Brief
Say how many lines contain the word "https". Only the number should be given.

** Start Stored data **

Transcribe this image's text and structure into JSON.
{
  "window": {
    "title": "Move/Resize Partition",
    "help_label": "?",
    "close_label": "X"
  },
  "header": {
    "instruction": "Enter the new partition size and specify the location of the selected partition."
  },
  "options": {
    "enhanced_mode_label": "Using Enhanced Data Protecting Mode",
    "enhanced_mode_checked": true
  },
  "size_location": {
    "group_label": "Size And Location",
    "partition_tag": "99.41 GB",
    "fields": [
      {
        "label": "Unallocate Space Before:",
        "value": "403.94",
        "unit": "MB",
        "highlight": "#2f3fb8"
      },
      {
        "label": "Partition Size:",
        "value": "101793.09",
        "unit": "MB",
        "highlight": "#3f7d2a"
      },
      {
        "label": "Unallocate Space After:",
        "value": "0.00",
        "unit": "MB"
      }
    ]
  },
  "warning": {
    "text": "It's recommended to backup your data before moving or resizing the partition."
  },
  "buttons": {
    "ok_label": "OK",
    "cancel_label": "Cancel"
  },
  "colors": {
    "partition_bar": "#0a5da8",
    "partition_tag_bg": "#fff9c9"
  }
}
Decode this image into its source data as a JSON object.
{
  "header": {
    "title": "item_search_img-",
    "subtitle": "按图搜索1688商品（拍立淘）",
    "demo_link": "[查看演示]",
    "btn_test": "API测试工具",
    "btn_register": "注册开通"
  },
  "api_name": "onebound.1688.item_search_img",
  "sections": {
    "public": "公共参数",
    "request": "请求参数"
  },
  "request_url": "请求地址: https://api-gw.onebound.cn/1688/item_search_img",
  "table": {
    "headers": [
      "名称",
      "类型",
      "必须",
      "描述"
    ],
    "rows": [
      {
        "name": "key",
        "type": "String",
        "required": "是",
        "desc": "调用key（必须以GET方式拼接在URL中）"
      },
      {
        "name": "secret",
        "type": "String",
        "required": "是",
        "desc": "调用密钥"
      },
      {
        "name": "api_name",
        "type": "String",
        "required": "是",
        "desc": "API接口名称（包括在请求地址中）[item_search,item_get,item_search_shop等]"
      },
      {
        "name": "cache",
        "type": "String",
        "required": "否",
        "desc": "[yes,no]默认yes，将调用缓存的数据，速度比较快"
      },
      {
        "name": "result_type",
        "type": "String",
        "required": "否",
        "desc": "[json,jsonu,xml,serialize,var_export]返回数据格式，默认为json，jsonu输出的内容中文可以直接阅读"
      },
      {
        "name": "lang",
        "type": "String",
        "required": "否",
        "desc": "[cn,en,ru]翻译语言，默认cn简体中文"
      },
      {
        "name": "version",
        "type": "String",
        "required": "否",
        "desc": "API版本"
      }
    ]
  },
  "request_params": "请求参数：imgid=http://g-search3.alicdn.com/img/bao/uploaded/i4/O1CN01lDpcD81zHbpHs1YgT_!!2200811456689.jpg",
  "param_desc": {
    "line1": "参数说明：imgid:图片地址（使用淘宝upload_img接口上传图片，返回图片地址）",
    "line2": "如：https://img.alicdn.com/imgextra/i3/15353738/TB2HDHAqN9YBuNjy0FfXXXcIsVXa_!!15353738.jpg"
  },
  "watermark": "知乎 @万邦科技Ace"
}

** End Stored data **

The solution
2